== Set problem ==
Please transcribe the records precisely; pictures stay out of your copy.

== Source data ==
---

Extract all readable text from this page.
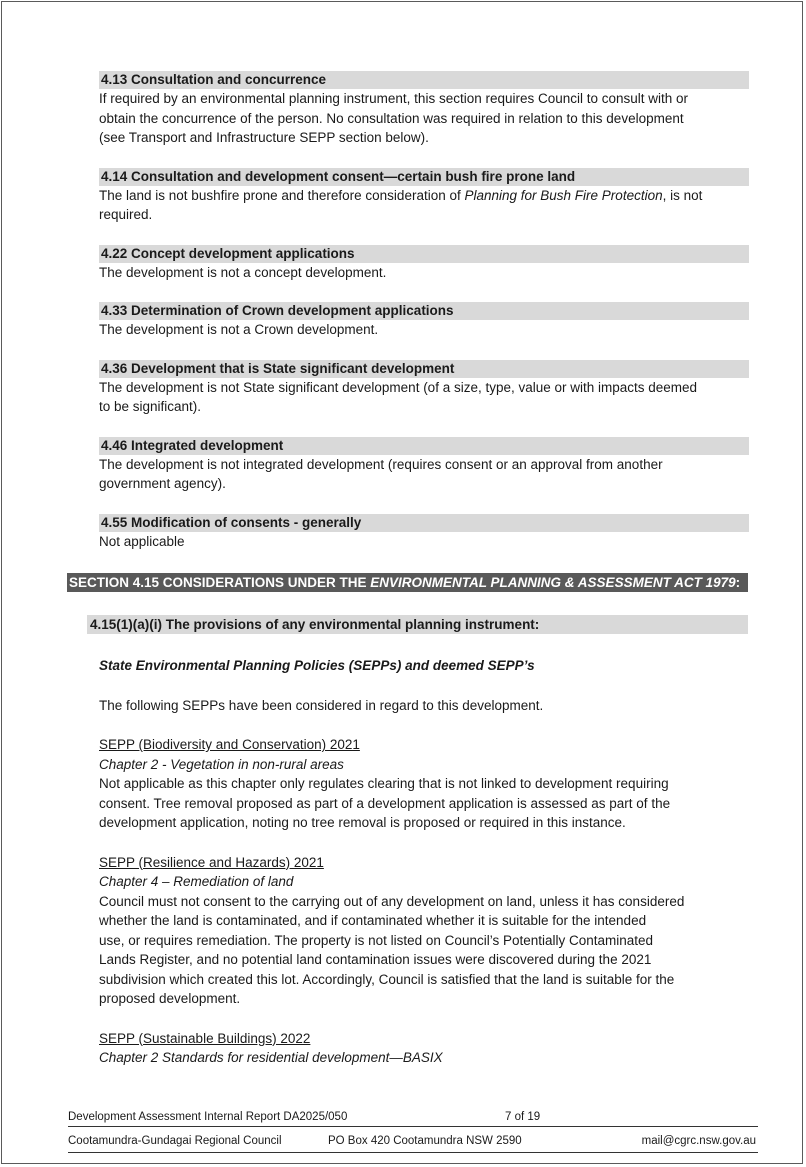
4.13 Consultation and concurrence

If required by an environmental planning instrument, this section requires Council to consult with or

obtain the concurrence of the person. No consultation was required in relation to this development

(see Transport and Infrastructure SEPP section below).

4.14 Consultation and development consent—certain bush fire prone land

The land is not bushfire prone and therefore consideration of Planning for Bush Fire Protection, is not

required.

4.22 Concept development applications

The development is not a concept development.

4.33 Determination of Crown development applications

The development is not a Crown development.

4.36 Development that is State significant development

The development is not State significant development (of a size, type, value or with impacts deemed

to be significant).

4.46 Integrated development

The development is not integrated development (requires consent or an approval from another

government agency).

4.55 Modification of consents - generally

Not applicable

SECTION 4.15 CONSIDERATIONS UNDER THE ENVIRONMENTAL PLANNING & ASSESSMENT ACT 1979:
4.15(1)(a)(i) The provisions of any environmental planning instrument:

State Environmental Planning Policies (SEPPs) and deemed SEPP’s

The following SEPPs have been considered in regard to this development.

SEPP (Biodiversity and Conservation) 2021

Chapter 2 - Vegetation in non-rural areas

Not applicable as this chapter only regulates clearing that is not linked to development requiring

consent. Tree removal proposed as part of a development application is assessed as part of the

development application, noting no tree removal is proposed or required in this instance.

SEPP (Resilience and Hazards) 2021

Chapter 4 – Remediation of land

Council must not consent to the carrying out of any development on land, unless it has considered

whether the land is contaminated, and if contaminated whether it is suitable for the intended

use, or requires remediation. The property is not listed on Council’s Potentially Contaminated

Lands Register, and no potential land contamination issues were discovered during the 2021

subdivision which created this lot. Accordingly, Council is satisfied that the land is suitable for the

proposed development.

SEPP (Sustainable Buildings) 2022

Chapter 2 Standards for residential development—BASIX

Development Assessment Internal Report DA2025/050	7 of 19
Cootamundra-Gundagai Regional Council	PO Box 420 Cootamundra NSW 2590	mail@cgrc.nsw.gov.au
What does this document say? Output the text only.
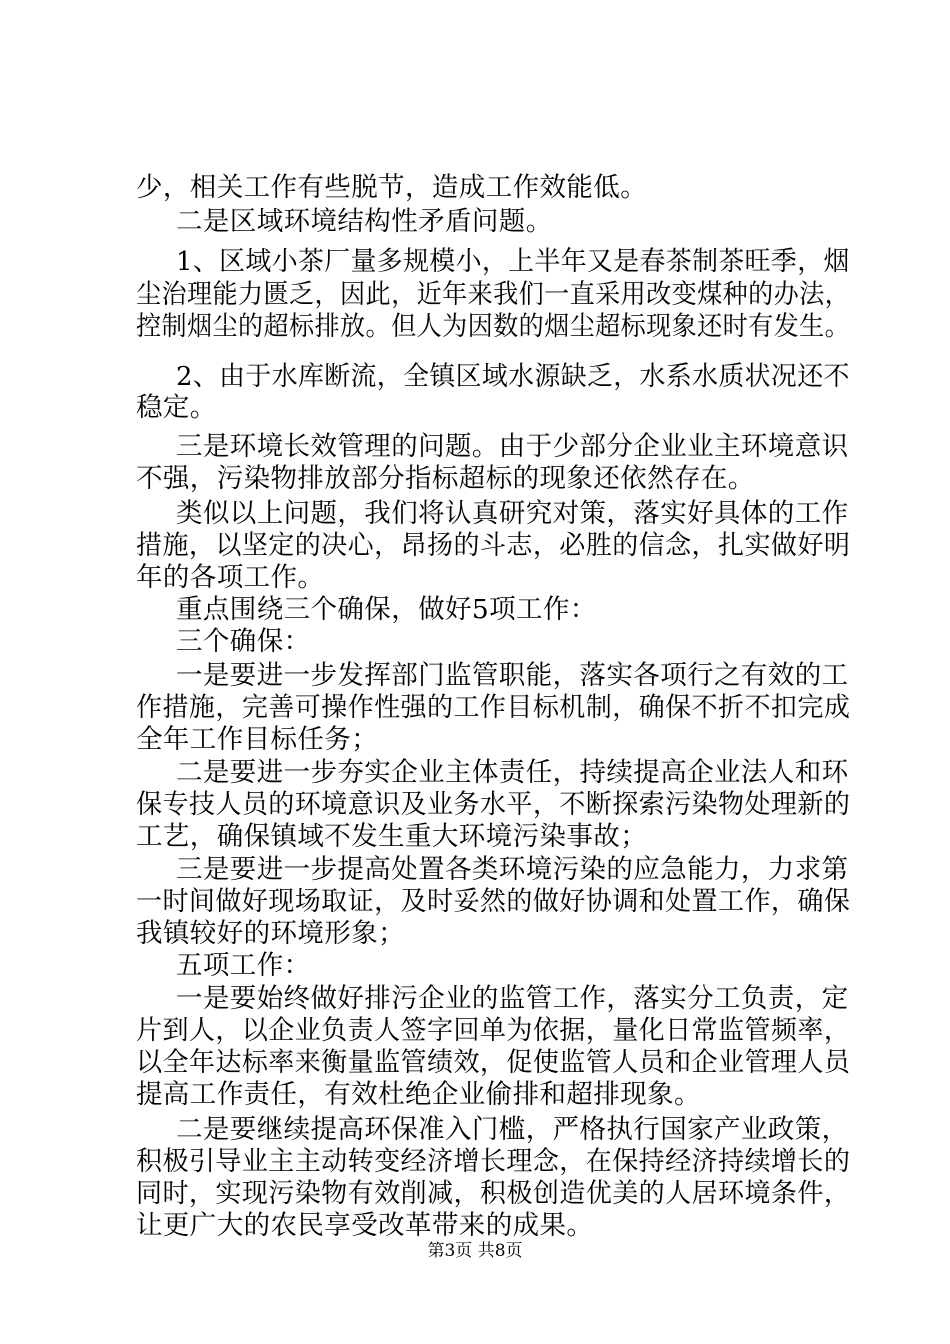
少，相关工作有些脱节，造成工作效能低。
二是区域环境结构性矛盾问题。
1、区域小茶厂量多规模小，上半年又是春茶制茶旺季，烟
尘治理能力匮乏，因此，近年来我们一直采用改变煤种的办法，
控制烟尘的超标排放。但人为因数的烟尘超标现象还时有发生。
2、由于水库断流，全镇区域水源缺乏，水系水质状况还不
稳定。
三是环境长效管理的问题。由于少部分企业业主环境意识
不强，污染物排放部分指标超标的现象还依然存在。
类似以上问题，我们将认真研究对策，落实好具体的工作
措施，以坚定的决心，昂扬的斗志，必胜的信念，扎实做好明
年的各项工作。
重点围绕三个确保，做好5项工作：
三个确保：
一是要进一步发挥部门监管职能，落实各项行之有效的工
作措施，完善可操作性强的工作目标机制，确保不折不扣完成
全年工作目标任务；
二是要进一步夯实企业主体责任，持续提高企业法人和环
保专技人员的环境意识及业务水平，不断探索污染物处理新的
工艺，确保镇域不发生重大环境污染事故；
三是要进一步提高处置各类环境污染的应急能力，力求第
一时间做好现场取证，及时妥然的做好协调和处置工作，确保
我镇较好的环境形象；
五项工作：
一是要始终做好排污企业的监管工作，落实分工负责，定
片到人，以企业负责人签字回单为依据，量化日常监管频率，
以全年达标率来衡量监管绩效，促使监管人员和企业管理人员
提高工作责任，有效杜绝企业偷排和超排现象。
二是要继续提高环保准入门槛，严格执行国家产业政策，
积极引导业主主动转变经济增长理念，在保持经济持续增长的
同时，实现污染物有效削减，积极创造优美的人居环境条件，
让更广大的农民享受改革带来的成果。
第3页 共8页
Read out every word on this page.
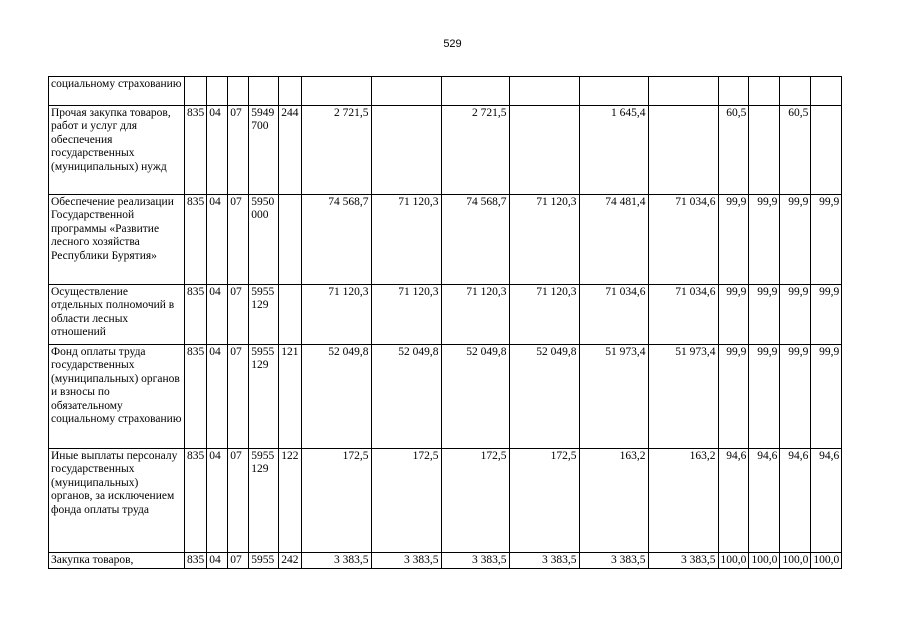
529
социальному страхованию															
Прочая закупка товаров, работ и услуг для обеспечения государственных (муниципальных) нужд	835	04	07	5949 700	244	2 721,5		2 721,5		1 645,4		60,5		60,5	
Обеспечение реализации Государственной программы «Развитие лесного хозяйства Республики Бурятия»	835	04	07	5950 000		74 568,7	71 120,3	74 568,7	71 120,3	74 481,4	71 034,6	99,9	99,9	99,9	99,9
Осуществление отдельных полномочий в области лесных отношений	835	04	07	5955 129		71 120,3	71 120,3	71 120,3	71 120,3	71 034,6	71 034,6	99,9	99,9	99,9	99,9
Фонд оплаты труда государственных (муниципальных) органов и взносы по обязательному социальному страхованию	835	04	07	5955 129	121	52 049,8	52 049,8	52 049,8	52 049,8	51 973,4	51 973,4	99,9	99,9	99,9	99,9
Иные выплаты персоналу государственных (муниципальных) органов, за исключением фонда оплаты труда	835	04	07	5955 129	122	172,5	172,5	172,5	172,5	163,2	163,2	94,6	94,6	94,6	94,6
Закупка товаров,	835	04	07	5955	242	3 383,5	3 383,5	3 383,5	3 383,5	3 383,5	3 383,5	100,0	100,0	100,0	100,0
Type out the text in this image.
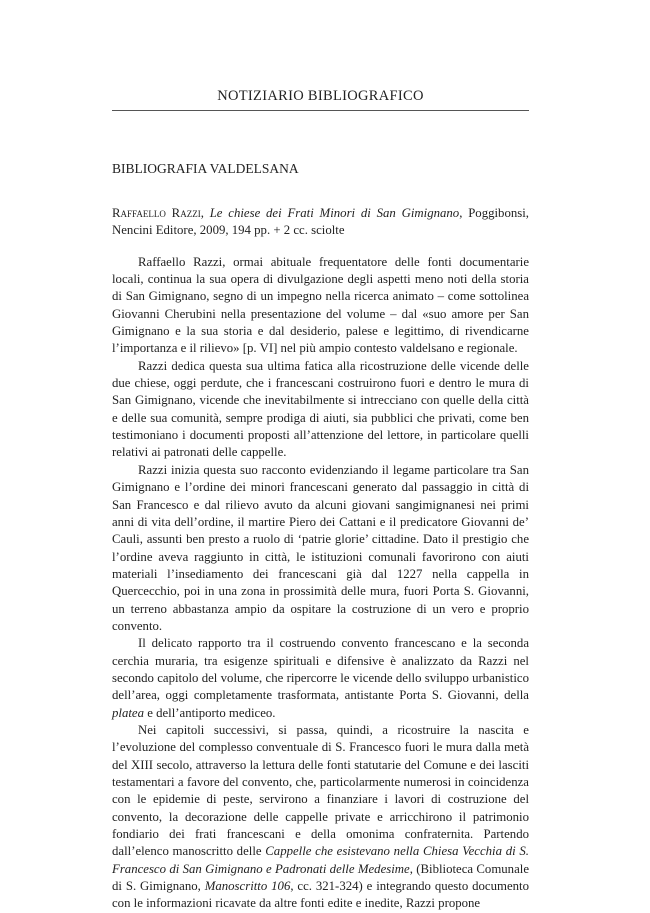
NOTIZIARIO BIBLIOGRAFICO
BIBLIOGRAFIA VALDELSANA

Raffaello Razzi, Le chiese dei Frati Minori di San Gimignano, Poggibonsi, Nencini Editore, 2009, 194 pp. + 2 cc. sciolte

Raffaello Razzi, ormai abituale frequentatore delle fonti documentarie locali, continua la sua opera di divulgazione degli aspetti meno noti della storia di San Gimignano, segno di un impegno nella ricerca animato – come sottolinea Giovanni Cherubini nella presentazione del volume – dal «suo amore per San Gimignano e la sua storia e dal desiderio, palese e legittimo, di rivendicarne l’importanza e il rilievo» [p. VI] nel più ampio contesto valdelsano e regionale.

Razzi dedica questa sua ultima fatica alla ricostruzione delle vicende delle due chiese, oggi perdute, che i francescani costruirono fuori e dentro le mura di San Gimignano, vicende che inevitabilmente si intrecciano con quelle della città e delle sua comunità, sempre prodiga di aiuti, sia pubblici che privati, come ben testimoniano i documenti proposti all’attenzione del lettore, in particolare quelli relativi ai patronati delle cappelle.

Razzi inizia questa suo racconto evidenziando il legame particolare tra San Gimignano e l’ordine dei minori francescani generato dal passaggio in città di San Francesco e dal rilievo avuto da alcuni giovani sangimignanesi nei primi anni di vita dell’ordine, il martire Piero dei Cattani e il predicatore Giovanni de’ Cauli, assunti ben presto a ruolo di ‘patrie glorie’ cittadine. Dato il prestigio che l’ordine aveva raggiunto in città, le istituzioni comunali favorirono con aiuti materiali l’insediamento dei francescani già dal 1227 nella cappella in Quercecchio, poi in una zona in prossimità delle mura, fuori Porta S. Giovanni, un terreno abbastanza ampio da ospitare la costruzione di un vero e proprio convento.

Il delicato rapporto tra il costruendo convento francescano e la seconda cerchia muraria, tra esigenze spirituali e difensive è analizzato da Razzi nel secondo capitolo del volume, che ripercorre le vicende dello sviluppo urbanistico dell’area, oggi completamente trasformata, antistante Porta S. Giovanni, della platea e dell’antiporto mediceo.

Nei capitoli successivi, si passa, quindi, a ricostruire la nascita e l’evoluzione del complesso conventuale di S. Francesco fuori le mura dalla metà del XIII secolo, attraverso la lettura delle fonti statutarie del Comune e dei lasciti testamentari a favore del convento, che, particolarmente numerosi in coincidenza con le epidemie di peste, servirono a finanziare i lavori di costruzione del convento, la decorazione delle cappelle private e arricchirono il patrimonio fondiario dei frati francescani e della omonima confraternita. Partendo dall’elenco manoscritto delle Cappelle che esistevano nella Chiesa Vecchia di S. Francesco di San Gimignano e Padronati delle Medesime, (Biblioteca Comunale di S. Gimignano, Manoscritto 106, cc. 321-324) e integrando questo documento con le informazioni ricavate da altre fonti edite e inedite, Razzi propone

---

== Exercise output ==
Extract all readable text from this page.
4.13 Consultation and concurrence

If required by an environmental planning instrument, this section requires Council to consult with or

obtain the concurrence of the person. No consultation was required in relation to this development

(see Transport and Infrastructure SEPP section below).

4.14 Consultation and development consent—certain bush fire prone land

The land is not bushfire prone and therefore consideration of Planning for Bush Fire Protection, is not

required.

4.22 Concept development applications

The development is not a concept development.

4.33 Determination of Crown development applications

The development is not a Crown development.

4.36 Development that is State significant development

The development is not State significant development (of a size, type, value or with impacts deemed

to be significant).

4.46 Integrated development

The development is not integrated development (requires consent or an approval from another

government agency).

4.55 Modification of consents - generally

Not applicable

SECTION 4.15 CONSIDERATIONS UNDER THE ENVIRONMENTAL PLANNING & ASSESSMENT ACT 1979:
4.15(1)(a)(i) The provisions of any environmental planning instrument:

State Environmental Planning Policies (SEPPs) and deemed SEPP’s

The following SEPPs have been considered in regard to this development.

SEPP (Biodiversity and Conservation) 2021

Chapter 2 - Vegetation in non-rural areas

Not applicable as this chapter only regulates clearing that is not linked to development requiring

consent. Tree removal proposed as part of a development application is assessed as part of the

development application, noting no tree removal is proposed or required in this instance.

SEPP (Resilience and Hazards) 2021

Chapter 4 – Remediation of land

Council must not consent to the carrying out of any development on land, unless it has considered

whether the land is contaminated, and if contaminated whether it is suitable for the intended

use, or requires remediation. The property is not listed on Council’s Potentially Contaminated

Lands Register, and no potential land contamination issues were discovered during the 2021

subdivision which created this lot. Accordingly, Council is satisfied that the land is suitable for the

proposed development.

SEPP (Sustainable Buildings) 2022

Chapter 2 Standards for residential development—BASIX

Development Assessment Internal Report DA2025/050	7 of 19
Cootamundra-Gundagai Regional Council	PO Box 420 Cootamundra NSW 2590	mail@cgrc.nsw.gov.au
What does this document say? Output the text only.
少，相关工作有些脱节，造成工作效能低。
二是区域环境结构性矛盾问题。
1、区域小茶厂量多规模小，上半年又是春茶制茶旺季，烟
尘治理能力匮乏，因此，近年来我们一直采用改变煤种的办法，
控制烟尘的超标排放。但人为因数的烟尘超标现象还时有发生。
2、由于水库断流，全镇区域水源缺乏，水系水质状况还不
稳定。
三是环境长效管理的问题。由于少部分企业业主环境意识
不强，污染物排放部分指标超标的现象还依然存在。
类似以上问题，我们将认真研究对策，落实好具体的工作
措施，以坚定的决心，昂扬的斗志，必胜的信念，扎实做好明
年的各项工作。
重点围绕三个确保，做好5项工作：
三个确保：
一是要进一步发挥部门监管职能，落实各项行之有效的工
作措施，完善可操作性强的工作目标机制，确保不折不扣完成
全年工作目标任务；
二是要进一步夯实企业主体责任，持续提高企业法人和环
保专技人员的环境意识及业务水平，不断探索污染物处理新的
工艺，确保镇域不发生重大环境污染事故；
三是要进一步提高处置各类环境污染的应急能力，力求第
一时间做好现场取证，及时妥然的做好协调和处置工作，确保
我镇较好的环境形象；
五项工作：
一是要始终做好排污企业的监管工作，落实分工负责，定
片到人，以企业负责人签字回单为依据，量化日常监管频率，
以全年达标率来衡量监管绩效，促使监管人员和企业管理人员
提高工作责任，有效杜绝企业偷排和超排现象。
二是要继续提高环保准入门槛，严格执行国家产业政策，
积极引导业主主动转变经济增长理念，在保持经济持续增长的
同时，实现污染物有效削减，积极创造优美的人居环境条件，
让更广大的农民享受改革带来的成果。
第3页 共8页
Read out every word on this page.
529
социальному страхованию															
Прочая закупка товаров, работ и услуг для обеспечения государственных (муниципальных) нужд	835	04	07	5949 700	244	2 721,5		2 721,5		1 645,4		60,5		60,5	
Обеспечение реализации Государственной программы «Развитие лесного хозяйства Республики Бурятия»	835	04	07	5950 000		74 568,7	71 120,3	74 568,7	71 120,3	74 481,4	71 034,6	99,9	99,9	99,9	99,9
Осуществление отдельных полномочий в области лесных отношений	835	04	07	5955 129		71 120,3	71 120,3	71 120,3	71 120,3	71 034,6	71 034,6	99,9	99,9	99,9	99,9
Фонд оплаты труда государственных (муниципальных) органов и взносы по обязательному социальному страхованию	835	04	07	5955 129	121	52 049,8	52 049,8	52 049,8	52 049,8	51 973,4	51 973,4	99,9	99,9	99,9	99,9
Иные выплаты персоналу государственных (муниципальных) органов, за исключением фонда оплаты труда	835	04	07	5955 129	122	172,5	172,5	172,5	172,5	163,2	163,2	94,6	94,6	94,6	94,6
Закупка товаров,	835	04	07	5955	242	3 383,5	3 383,5	3 383,5	3 383,5	3 383,5	3 383,5	100,0	100,0	100,0	100,0
Type out the text in this image.
NOTIZIARIO BIBLIOGRAFICO
BIBLIOGRAFIA VALDELSANA

Raffaello Razzi, Le chiese dei Frati Minori di San Gimignano, Poggibonsi, Nencini Editore, 2009, 194 pp. + 2 cc. sciolte

Raffaello Razzi, ormai abituale frequentatore delle fonti documentarie locali, continua la sua opera di divulgazione degli aspetti meno noti della storia di San Gimignano, segno di un impegno nella ricerca animato – come sottolinea Giovanni Cherubini nella presentazione del volume – dal «suo amore per San Gimignano e la sua storia e dal desiderio, palese e legittimo, di rivendicarne l’importanza e il rilievo» [p. VI] nel più ampio contesto valdelsano e regionale.

Razzi dedica questa sua ultima fatica alla ricostruzione delle vicende delle due chiese, oggi perdute, che i francescani costruirono fuori e dentro le mura di San Gimignano, vicende che inevitabilmente si intrecciano con quelle della città e delle sua comunità, sempre prodiga di aiuti, sia pubblici che privati, come ben testimoniano i documenti proposti all’attenzione del lettore, in particolare quelli relativi ai patronati delle cappelle.

Razzi inizia questa suo racconto evidenziando il legame particolare tra San Gimignano e l’ordine dei minori francescani generato dal passaggio in città di San Francesco e dal rilievo avuto da alcuni giovani sangimignanesi nei primi anni di vita dell’ordine, il martire Piero dei Cattani e il predicatore Giovanni de’ Cauli, assunti ben presto a ruolo di ‘patrie glorie’ cittadine. Dato il prestigio che l’ordine aveva raggiunto in città, le istituzioni comunali favorirono con aiuti materiali l’insediamento dei francescani già dal 1227 nella cappella in Quercecchio, poi in una zona in prossimità delle mura, fuori Porta S. Giovanni, un terreno abbastanza ampio da ospitare la costruzione di un vero e proprio convento.

Il delicato rapporto tra il costruendo convento francescano e la seconda cerchia muraria, tra esigenze spirituali e difensive è analizzato da Razzi nel secondo capitolo del volume, che ripercorre le vicende dello sviluppo urbanistico dell’area, oggi completamente trasformata, antistante Porta S. Giovanni, della platea e dell’antiporto mediceo.

Nei capitoli successivi, si passa, quindi, a ricostruire la nascita e l’evoluzione del complesso conventuale di S. Francesco fuori le mura dalla metà del XIII secolo, attraverso la lettura delle fonti statutarie del Comune e dei lasciti testamentari a favore del convento, che, particolarmente numerosi in coincidenza con le epidemie di peste, servirono a finanziare i lavori di costruzione del convento, la decorazione delle cappelle private e arricchirono il patrimonio fondiario dei frati francescani e della omonima confraternita. Partendo dall’elenco manoscritto delle Cappelle che esistevano nella Chiesa Vecchia di S. Francesco di San Gimignano e Padronati delle Medesime, (Biblioteca Comunale di S. Gimignano, Manoscritto 106, cc. 321-324) e integrando questo documento con le informazioni ricavate da altre fonti edite e inedite, Razzi propone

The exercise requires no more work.